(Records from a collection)

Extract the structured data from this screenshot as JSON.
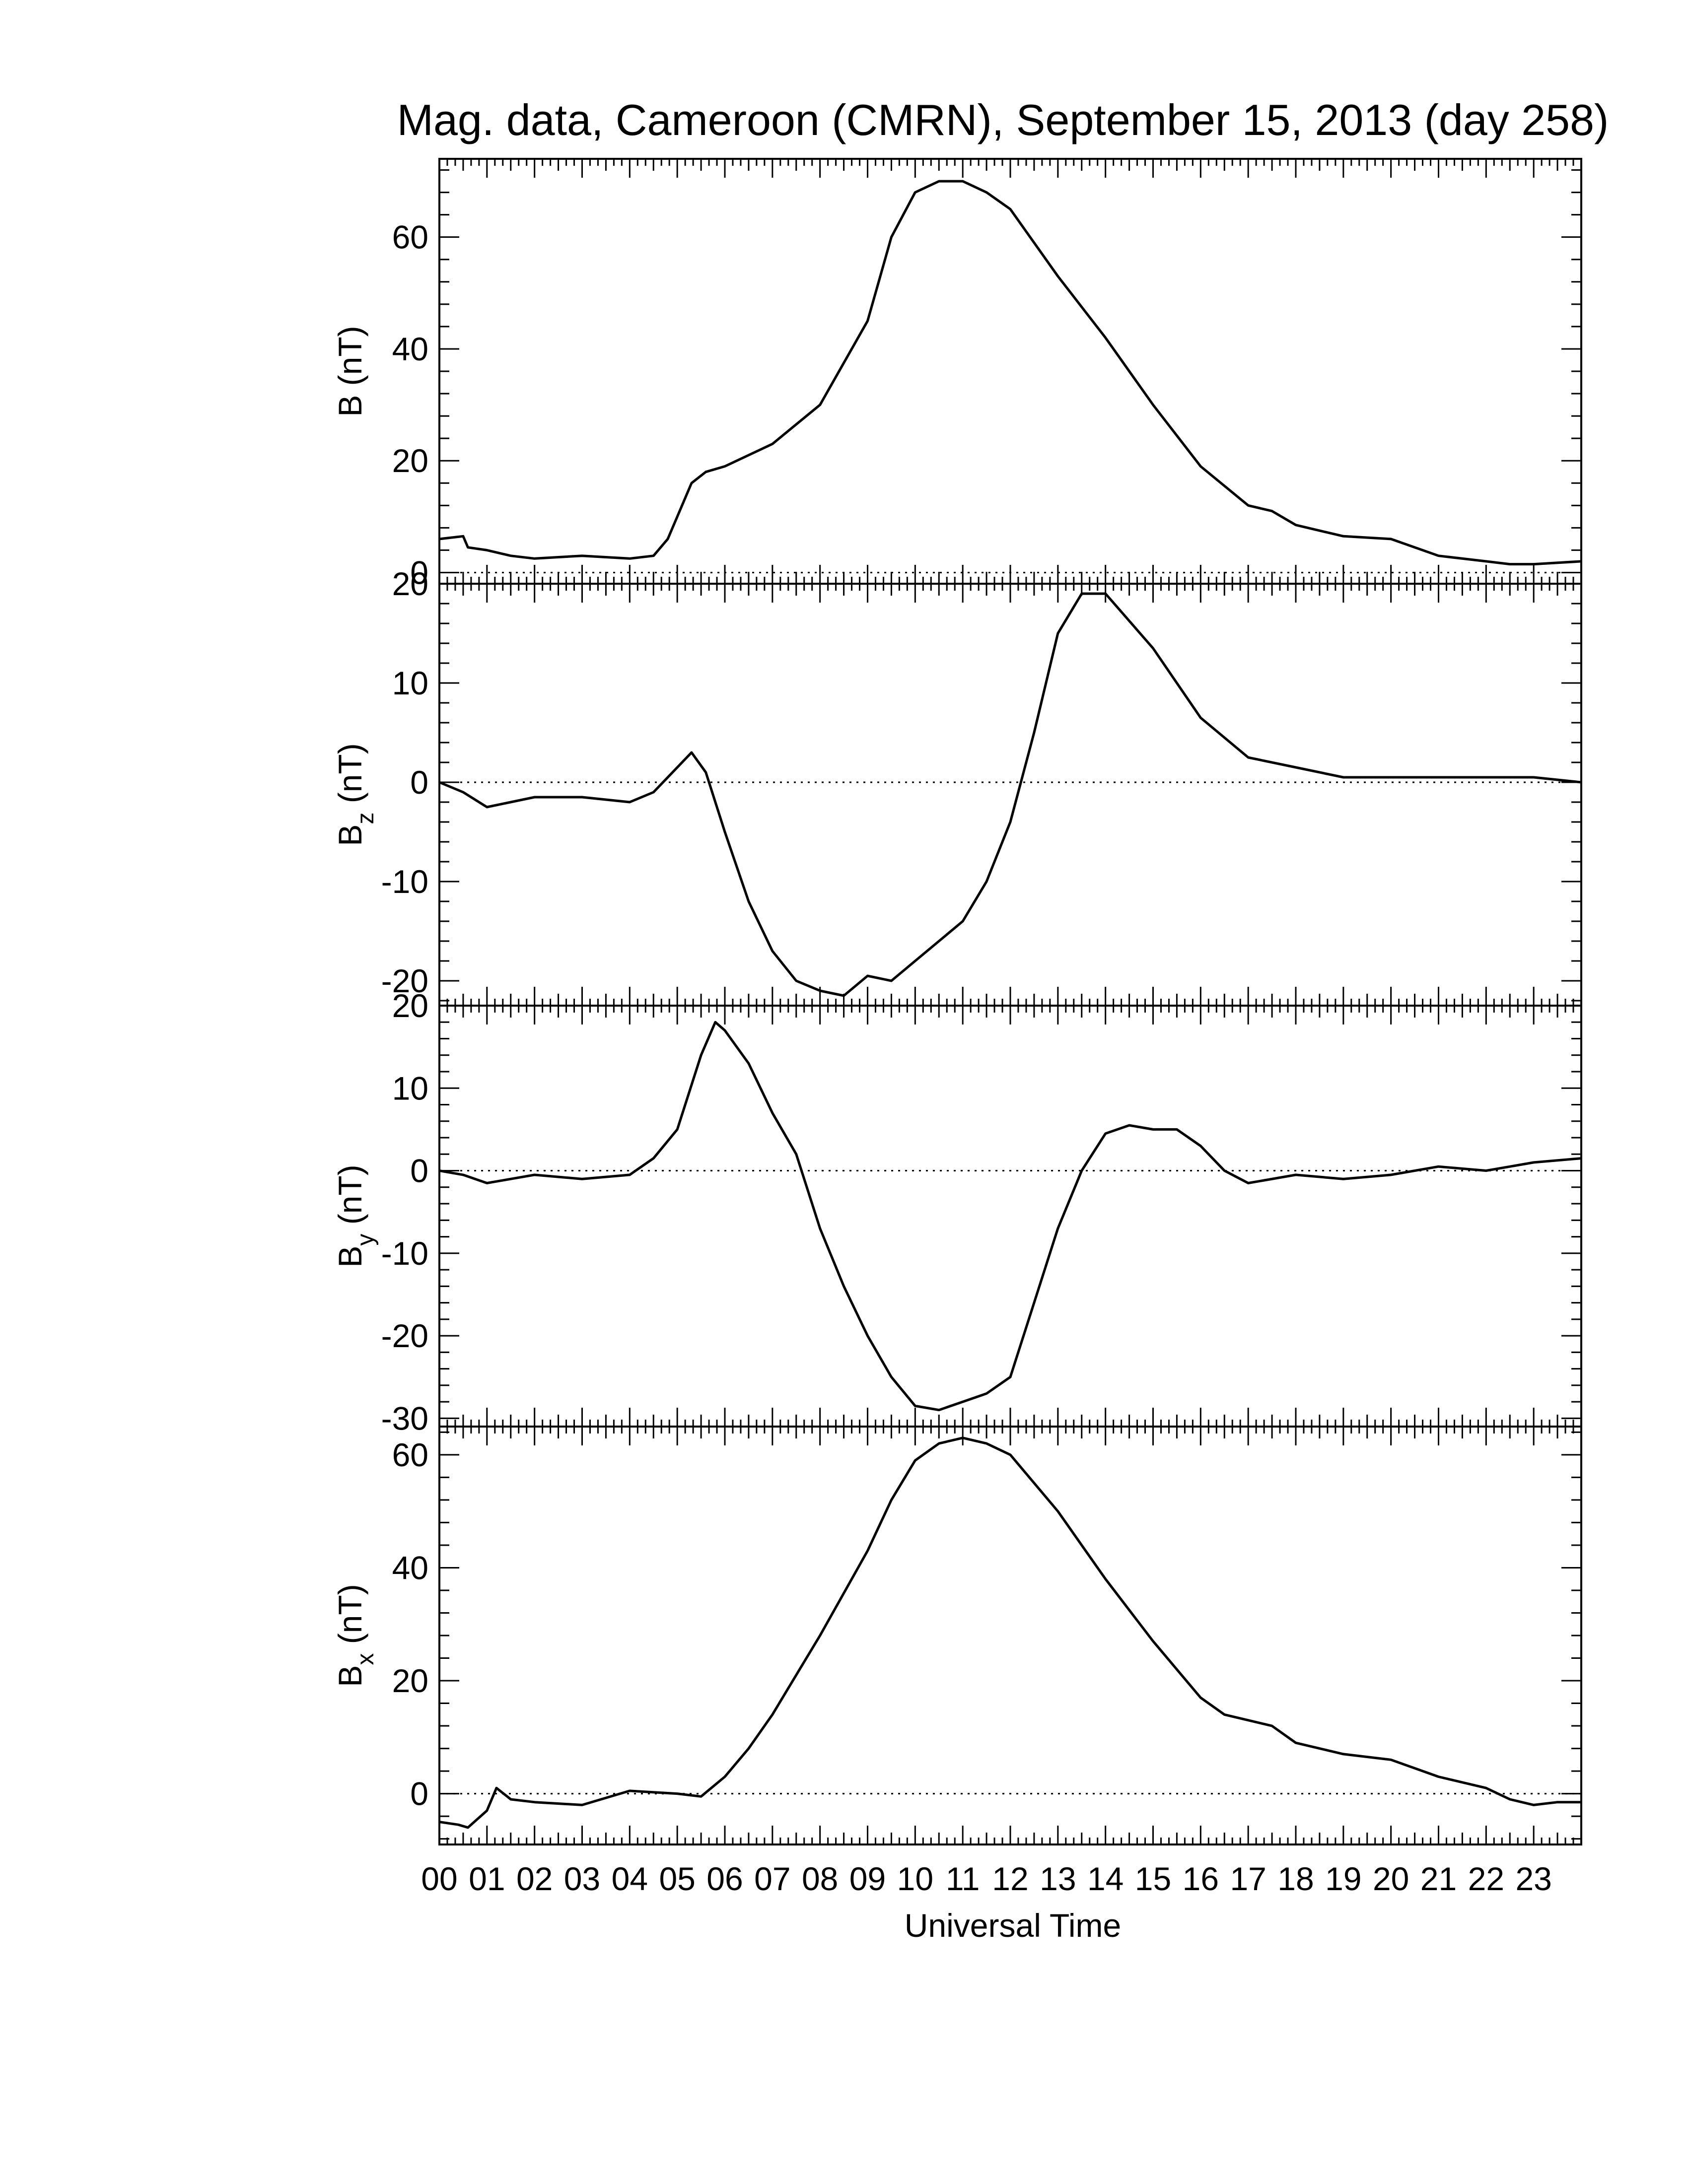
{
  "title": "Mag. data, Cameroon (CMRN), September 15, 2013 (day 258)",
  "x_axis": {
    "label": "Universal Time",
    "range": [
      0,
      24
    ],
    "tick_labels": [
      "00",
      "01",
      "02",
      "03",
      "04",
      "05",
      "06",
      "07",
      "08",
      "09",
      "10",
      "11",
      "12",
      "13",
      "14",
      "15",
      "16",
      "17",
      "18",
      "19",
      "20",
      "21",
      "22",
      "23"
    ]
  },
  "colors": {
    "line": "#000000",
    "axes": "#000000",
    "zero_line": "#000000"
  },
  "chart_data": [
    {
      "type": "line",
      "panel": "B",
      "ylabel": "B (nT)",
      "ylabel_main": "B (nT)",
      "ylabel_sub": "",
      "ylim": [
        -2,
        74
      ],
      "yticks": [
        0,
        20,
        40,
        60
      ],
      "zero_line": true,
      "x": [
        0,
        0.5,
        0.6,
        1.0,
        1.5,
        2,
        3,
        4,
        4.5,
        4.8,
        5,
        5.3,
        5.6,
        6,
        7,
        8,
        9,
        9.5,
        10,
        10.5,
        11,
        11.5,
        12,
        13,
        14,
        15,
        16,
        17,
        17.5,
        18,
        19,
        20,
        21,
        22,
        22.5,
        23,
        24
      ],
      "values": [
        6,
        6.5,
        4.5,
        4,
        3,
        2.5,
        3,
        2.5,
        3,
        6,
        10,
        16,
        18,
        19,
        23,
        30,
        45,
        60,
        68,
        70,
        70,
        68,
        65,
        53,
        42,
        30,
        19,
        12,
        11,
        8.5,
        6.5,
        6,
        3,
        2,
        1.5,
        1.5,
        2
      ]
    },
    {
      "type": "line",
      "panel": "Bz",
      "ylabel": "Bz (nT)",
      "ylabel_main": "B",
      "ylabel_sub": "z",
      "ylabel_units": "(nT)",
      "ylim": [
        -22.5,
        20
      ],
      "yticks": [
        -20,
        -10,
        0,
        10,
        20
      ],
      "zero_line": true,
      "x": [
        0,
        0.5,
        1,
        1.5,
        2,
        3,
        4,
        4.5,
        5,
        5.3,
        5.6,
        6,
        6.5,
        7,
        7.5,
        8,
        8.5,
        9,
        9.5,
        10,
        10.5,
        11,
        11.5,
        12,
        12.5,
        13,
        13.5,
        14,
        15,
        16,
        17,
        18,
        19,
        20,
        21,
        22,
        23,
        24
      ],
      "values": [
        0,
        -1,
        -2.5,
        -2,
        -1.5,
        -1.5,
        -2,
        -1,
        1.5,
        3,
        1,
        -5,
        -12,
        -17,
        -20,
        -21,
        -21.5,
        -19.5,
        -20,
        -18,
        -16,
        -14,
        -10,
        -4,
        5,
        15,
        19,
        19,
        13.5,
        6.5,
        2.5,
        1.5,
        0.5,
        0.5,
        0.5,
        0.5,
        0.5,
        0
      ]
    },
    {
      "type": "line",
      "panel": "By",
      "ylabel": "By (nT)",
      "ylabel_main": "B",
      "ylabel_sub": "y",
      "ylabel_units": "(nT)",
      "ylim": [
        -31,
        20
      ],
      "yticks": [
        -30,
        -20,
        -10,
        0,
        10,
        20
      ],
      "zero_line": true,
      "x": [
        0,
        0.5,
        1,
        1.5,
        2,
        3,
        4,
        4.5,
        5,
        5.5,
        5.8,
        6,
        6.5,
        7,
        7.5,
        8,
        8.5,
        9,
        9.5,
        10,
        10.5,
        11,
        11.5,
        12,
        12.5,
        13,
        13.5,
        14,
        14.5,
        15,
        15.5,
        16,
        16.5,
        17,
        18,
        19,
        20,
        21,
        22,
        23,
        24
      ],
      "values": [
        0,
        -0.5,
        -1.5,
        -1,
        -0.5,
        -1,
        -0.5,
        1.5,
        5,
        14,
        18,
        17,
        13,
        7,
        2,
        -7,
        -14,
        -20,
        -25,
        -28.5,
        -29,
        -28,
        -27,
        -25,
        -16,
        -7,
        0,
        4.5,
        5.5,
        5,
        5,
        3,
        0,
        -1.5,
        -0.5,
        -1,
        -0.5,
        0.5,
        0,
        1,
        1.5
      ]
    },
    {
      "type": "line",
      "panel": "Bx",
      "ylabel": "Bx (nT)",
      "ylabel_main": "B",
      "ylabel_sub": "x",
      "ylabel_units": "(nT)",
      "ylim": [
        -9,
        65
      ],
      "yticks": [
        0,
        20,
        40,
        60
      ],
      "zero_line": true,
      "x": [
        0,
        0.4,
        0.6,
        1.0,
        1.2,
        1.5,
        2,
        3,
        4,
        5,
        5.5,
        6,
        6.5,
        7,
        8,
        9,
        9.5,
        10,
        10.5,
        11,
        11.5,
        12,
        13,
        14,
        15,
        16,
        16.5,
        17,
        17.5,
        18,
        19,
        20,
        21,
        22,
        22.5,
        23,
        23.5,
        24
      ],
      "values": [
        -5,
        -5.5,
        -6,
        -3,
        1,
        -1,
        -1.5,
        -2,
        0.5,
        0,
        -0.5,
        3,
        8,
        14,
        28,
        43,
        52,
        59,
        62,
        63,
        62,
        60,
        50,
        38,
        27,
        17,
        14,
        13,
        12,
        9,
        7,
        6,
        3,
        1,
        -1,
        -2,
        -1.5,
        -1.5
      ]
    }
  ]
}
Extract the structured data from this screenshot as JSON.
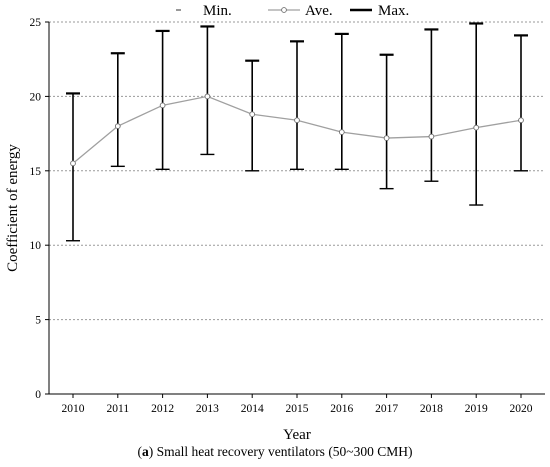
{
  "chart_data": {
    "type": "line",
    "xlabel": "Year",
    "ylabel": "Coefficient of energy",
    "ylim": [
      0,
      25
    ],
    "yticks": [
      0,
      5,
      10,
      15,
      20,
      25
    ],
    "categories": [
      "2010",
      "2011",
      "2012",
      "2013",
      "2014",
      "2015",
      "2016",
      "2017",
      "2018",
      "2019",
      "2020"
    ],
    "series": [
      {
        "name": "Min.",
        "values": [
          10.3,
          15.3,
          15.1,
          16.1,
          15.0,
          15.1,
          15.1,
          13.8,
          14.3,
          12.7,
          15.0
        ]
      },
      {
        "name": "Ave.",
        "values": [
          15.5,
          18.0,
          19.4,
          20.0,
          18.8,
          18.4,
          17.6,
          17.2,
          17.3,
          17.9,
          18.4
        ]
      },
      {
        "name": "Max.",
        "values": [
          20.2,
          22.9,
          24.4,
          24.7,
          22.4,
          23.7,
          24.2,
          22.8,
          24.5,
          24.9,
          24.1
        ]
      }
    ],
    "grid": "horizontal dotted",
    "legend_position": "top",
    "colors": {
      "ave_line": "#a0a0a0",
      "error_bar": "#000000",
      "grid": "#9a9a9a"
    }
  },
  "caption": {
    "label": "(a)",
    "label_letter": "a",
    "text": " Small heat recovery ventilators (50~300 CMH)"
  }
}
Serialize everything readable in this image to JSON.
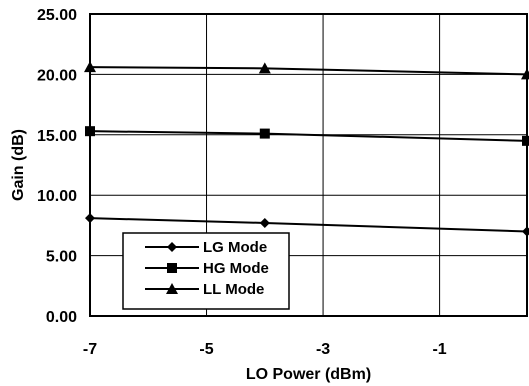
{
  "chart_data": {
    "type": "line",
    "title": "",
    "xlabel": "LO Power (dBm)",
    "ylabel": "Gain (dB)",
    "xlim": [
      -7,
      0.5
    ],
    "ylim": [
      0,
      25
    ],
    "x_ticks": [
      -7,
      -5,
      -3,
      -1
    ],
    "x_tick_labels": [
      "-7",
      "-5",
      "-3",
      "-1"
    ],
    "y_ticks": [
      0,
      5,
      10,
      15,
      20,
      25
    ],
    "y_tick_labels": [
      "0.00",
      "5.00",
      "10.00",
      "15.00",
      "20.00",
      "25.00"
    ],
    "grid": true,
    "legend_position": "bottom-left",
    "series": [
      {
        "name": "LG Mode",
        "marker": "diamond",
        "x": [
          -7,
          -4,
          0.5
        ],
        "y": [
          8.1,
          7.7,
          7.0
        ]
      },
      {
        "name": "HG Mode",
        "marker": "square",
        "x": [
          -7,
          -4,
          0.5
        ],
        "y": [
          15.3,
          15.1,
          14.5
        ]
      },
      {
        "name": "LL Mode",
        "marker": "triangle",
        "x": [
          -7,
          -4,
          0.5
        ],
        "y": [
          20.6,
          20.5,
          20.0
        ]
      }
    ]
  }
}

__Stated goal__.
Skip the pictures. Please copy exactly the lines from the one with "Serialize everything readable" through the final line of the material above, both ends included.

__Full answer__.
Serialize everything readable in this image to JSON.
{
  "chart_data": {
    "type": "line",
    "title": "",
    "xlabel": "LO Power (dBm)",
    "ylabel": "Gain (dB)",
    "xlim": [
      -7,
      0.5
    ],
    "ylim": [
      0,
      25
    ],
    "x_ticks": [
      -7,
      -5,
      -3,
      -1
    ],
    "x_tick_labels": [
      "-7",
      "-5",
      "-3",
      "-1"
    ],
    "y_ticks": [
      0,
      5,
      10,
      15,
      20,
      25
    ],
    "y_tick_labels": [
      "0.00",
      "5.00",
      "10.00",
      "15.00",
      "20.00",
      "25.00"
    ],
    "grid": true,
    "legend_position": "bottom-left",
    "series": [
      {
        "name": "LG Mode",
        "marker": "diamond",
        "x": [
          -7,
          -4,
          0.5
        ],
        "y": [
          8.1,
          7.7,
          7.0
        ]
      },
      {
        "name": "HG Mode",
        "marker": "square",
        "x": [
          -7,
          -4,
          0.5
        ],
        "y": [
          15.3,
          15.1,
          14.5
        ]
      },
      {
        "name": "LL Mode",
        "marker": "triangle",
        "x": [
          -7,
          -4,
          0.5
        ],
        "y": [
          20.6,
          20.5,
          20.0
        ]
      }
    ]
  }
}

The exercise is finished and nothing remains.